◆ WORK REQUIRED:
Can you reproduce every one of the lines below, without changing a single character?

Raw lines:
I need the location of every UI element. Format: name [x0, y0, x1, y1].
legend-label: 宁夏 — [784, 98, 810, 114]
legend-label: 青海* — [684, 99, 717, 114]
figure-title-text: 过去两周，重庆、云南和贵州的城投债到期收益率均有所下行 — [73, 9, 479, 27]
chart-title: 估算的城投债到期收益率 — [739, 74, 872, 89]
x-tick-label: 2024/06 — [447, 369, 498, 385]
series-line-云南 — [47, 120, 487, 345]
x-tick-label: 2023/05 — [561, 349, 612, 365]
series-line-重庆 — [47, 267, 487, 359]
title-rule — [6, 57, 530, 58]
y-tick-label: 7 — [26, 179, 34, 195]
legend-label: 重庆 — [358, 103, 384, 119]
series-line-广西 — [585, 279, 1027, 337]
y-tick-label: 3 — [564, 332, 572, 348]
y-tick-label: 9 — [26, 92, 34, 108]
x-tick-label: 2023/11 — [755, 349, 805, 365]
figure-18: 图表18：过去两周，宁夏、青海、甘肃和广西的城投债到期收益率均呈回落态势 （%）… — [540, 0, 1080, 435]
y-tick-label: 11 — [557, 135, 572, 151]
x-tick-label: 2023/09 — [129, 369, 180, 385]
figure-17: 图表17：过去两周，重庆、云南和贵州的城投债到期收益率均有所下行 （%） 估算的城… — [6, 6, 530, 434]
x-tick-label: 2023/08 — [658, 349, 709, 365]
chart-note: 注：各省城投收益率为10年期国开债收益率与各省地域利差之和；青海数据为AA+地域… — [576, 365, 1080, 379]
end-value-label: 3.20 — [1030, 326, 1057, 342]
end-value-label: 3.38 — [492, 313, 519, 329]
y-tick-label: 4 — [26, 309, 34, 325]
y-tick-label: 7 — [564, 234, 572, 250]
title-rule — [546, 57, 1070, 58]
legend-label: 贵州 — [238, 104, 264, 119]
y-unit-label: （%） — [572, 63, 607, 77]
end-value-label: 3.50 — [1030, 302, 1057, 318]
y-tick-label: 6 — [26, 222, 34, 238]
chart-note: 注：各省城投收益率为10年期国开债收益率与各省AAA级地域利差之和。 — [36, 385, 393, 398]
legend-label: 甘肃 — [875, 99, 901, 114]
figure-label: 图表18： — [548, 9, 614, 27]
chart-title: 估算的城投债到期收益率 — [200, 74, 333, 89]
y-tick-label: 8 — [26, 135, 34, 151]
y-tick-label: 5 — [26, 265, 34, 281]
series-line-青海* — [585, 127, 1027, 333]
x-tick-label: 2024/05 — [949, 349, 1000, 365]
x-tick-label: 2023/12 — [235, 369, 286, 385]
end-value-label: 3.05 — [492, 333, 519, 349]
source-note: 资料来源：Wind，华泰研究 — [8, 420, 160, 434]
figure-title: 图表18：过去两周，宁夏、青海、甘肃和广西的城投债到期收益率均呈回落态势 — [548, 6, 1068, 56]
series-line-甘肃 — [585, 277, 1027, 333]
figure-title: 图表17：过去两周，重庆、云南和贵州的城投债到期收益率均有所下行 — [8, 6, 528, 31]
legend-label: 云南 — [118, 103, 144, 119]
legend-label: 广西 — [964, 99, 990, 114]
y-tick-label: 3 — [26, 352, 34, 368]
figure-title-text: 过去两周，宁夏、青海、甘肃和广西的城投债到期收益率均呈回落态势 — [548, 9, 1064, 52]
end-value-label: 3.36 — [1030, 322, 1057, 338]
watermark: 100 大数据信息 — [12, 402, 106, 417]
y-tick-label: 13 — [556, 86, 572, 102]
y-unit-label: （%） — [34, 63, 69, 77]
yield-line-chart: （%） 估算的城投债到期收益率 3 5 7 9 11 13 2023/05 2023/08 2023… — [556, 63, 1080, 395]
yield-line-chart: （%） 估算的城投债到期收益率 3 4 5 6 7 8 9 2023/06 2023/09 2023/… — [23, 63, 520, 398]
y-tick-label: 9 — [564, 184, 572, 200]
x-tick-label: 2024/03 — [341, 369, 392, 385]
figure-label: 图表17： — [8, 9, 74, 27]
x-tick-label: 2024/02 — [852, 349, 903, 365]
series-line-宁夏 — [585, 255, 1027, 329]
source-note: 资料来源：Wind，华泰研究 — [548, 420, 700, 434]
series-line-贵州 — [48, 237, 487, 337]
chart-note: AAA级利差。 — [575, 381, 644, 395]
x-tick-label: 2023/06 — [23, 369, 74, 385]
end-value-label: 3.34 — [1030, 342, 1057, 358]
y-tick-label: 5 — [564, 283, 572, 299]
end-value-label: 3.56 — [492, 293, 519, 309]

◆ WRITTEN SOLUTION:
I need the location of every UI element. Format: name [x0, y0, x1, y1].
legend-label: 宁夏 — [784, 98, 810, 114]
legend-label: 青海* — [684, 99, 717, 114]
figure-title-text: 过去两周，重庆、云南和贵州的城投债到期收益率均有所下行 — [73, 9, 479, 27]
chart-title: 估算的城投债到期收益率 — [739, 74, 872, 89]
x-tick-label: 2024/06 — [447, 369, 498, 385]
series-line-云南 — [47, 120, 487, 345]
x-tick-label: 2023/05 — [561, 349, 612, 365]
series-line-重庆 — [47, 267, 487, 359]
title-rule — [6, 57, 530, 58]
y-tick-label: 7 — [26, 179, 34, 195]
legend-label: 重庆 — [358, 103, 384, 119]
series-line-广西 — [585, 279, 1027, 337]
y-tick-label: 3 — [564, 332, 572, 348]
y-tick-label: 9 — [26, 92, 34, 108]
x-tick-label: 2023/11 — [755, 349, 805, 365]
figure-18: 图表18：过去两周，宁夏、青海、甘肃和广西的城投债到期收益率均呈回落态势 （%）… — [540, 0, 1080, 435]
y-tick-label: 11 — [557, 135, 572, 151]
x-tick-label: 2023/09 — [129, 369, 180, 385]
figure-17: 图表17：过去两周，重庆、云南和贵州的城投债到期收益率均有所下行 （%） 估算的城… — [6, 6, 530, 434]
x-tick-label: 2023/08 — [658, 349, 709, 365]
chart-note: 注：各省城投收益率为10年期国开债收益率与各省地域利差之和；青海数据为AA+地域… — [576, 365, 1080, 379]
end-value-label: 3.20 — [1030, 326, 1057, 342]
end-value-label: 3.38 — [492, 313, 519, 329]
y-tick-label: 4 — [26, 309, 34, 325]
y-tick-label: 7 — [564, 234, 572, 250]
title-rule — [546, 57, 1070, 58]
legend-label: 贵州 — [238, 104, 264, 119]
y-unit-label: （%） — [572, 63, 607, 77]
end-value-label: 3.50 — [1030, 302, 1057, 318]
y-tick-label: 6 — [26, 222, 34, 238]
chart-note: 注：各省城投收益率为10年期国开债收益率与各省AAA级地域利差之和。 — [36, 385, 393, 398]
legend-label: 甘肃 — [875, 99, 901, 114]
figure-label: 图表18： — [548, 9, 614, 27]
chart-title: 估算的城投债到期收益率 — [200, 74, 333, 89]
y-tick-label: 8 — [26, 135, 34, 151]
y-tick-label: 5 — [26, 265, 34, 281]
series-line-青海* — [585, 127, 1027, 333]
x-tick-label: 2024/05 — [949, 349, 1000, 365]
x-tick-label: 2023/12 — [235, 369, 286, 385]
end-value-label: 3.05 — [492, 333, 519, 349]
source-note: 资料来源：Wind，华泰研究 — [8, 420, 160, 434]
figure-title: 图表18：过去两周，宁夏、青海、甘肃和广西的城投债到期收益率均呈回落态势 — [548, 6, 1068, 56]
series-line-甘肃 — [585, 277, 1027, 333]
figure-title: 图表17：过去两周，重庆、云南和贵州的城投债到期收益率均有所下行 — [8, 6, 528, 31]
legend-label: 云南 — [118, 103, 144, 119]
legend-label: 广西 — [964, 99, 990, 114]
y-tick-label: 3 — [26, 352, 34, 368]
figure-title-text: 过去两周，宁夏、青海、甘肃和广西的城投债到期收益率均呈回落态势 — [548, 9, 1064, 52]
end-value-label: 3.36 — [1030, 322, 1057, 338]
watermark: 100 大数据信息 — [12, 402, 106, 417]
y-tick-label: 13 — [556, 86, 572, 102]
y-unit-label: （%） — [34, 63, 69, 77]
yield-line-chart: （%） 估算的城投债到期收益率 3 5 7 9 11 13 2023/05 2023/08 2023… — [556, 63, 1080, 395]
yield-line-chart: （%） 估算的城投债到期收益率 3 4 5 6 7 8 9 2023/06 2023/09 2023/… — [23, 63, 520, 398]
y-tick-label: 9 — [564, 184, 572, 200]
x-tick-label: 2024/03 — [341, 369, 392, 385]
figure-label: 图表17： — [8, 9, 74, 27]
x-tick-label: 2024/02 — [852, 349, 903, 365]
series-line-宁夏 — [585, 255, 1027, 329]
source-note: 资料来源：Wind，华泰研究 — [548, 420, 700, 434]
series-line-贵州 — [48, 237, 487, 337]
chart-note: AAA级利差。 — [575, 381, 644, 395]
x-tick-label: 2023/06 — [23, 369, 74, 385]
end-value-label: 3.34 — [1030, 342, 1057, 358]
y-tick-label: 5 — [564, 283, 572, 299]
end-value-label: 3.56 — [492, 293, 519, 309]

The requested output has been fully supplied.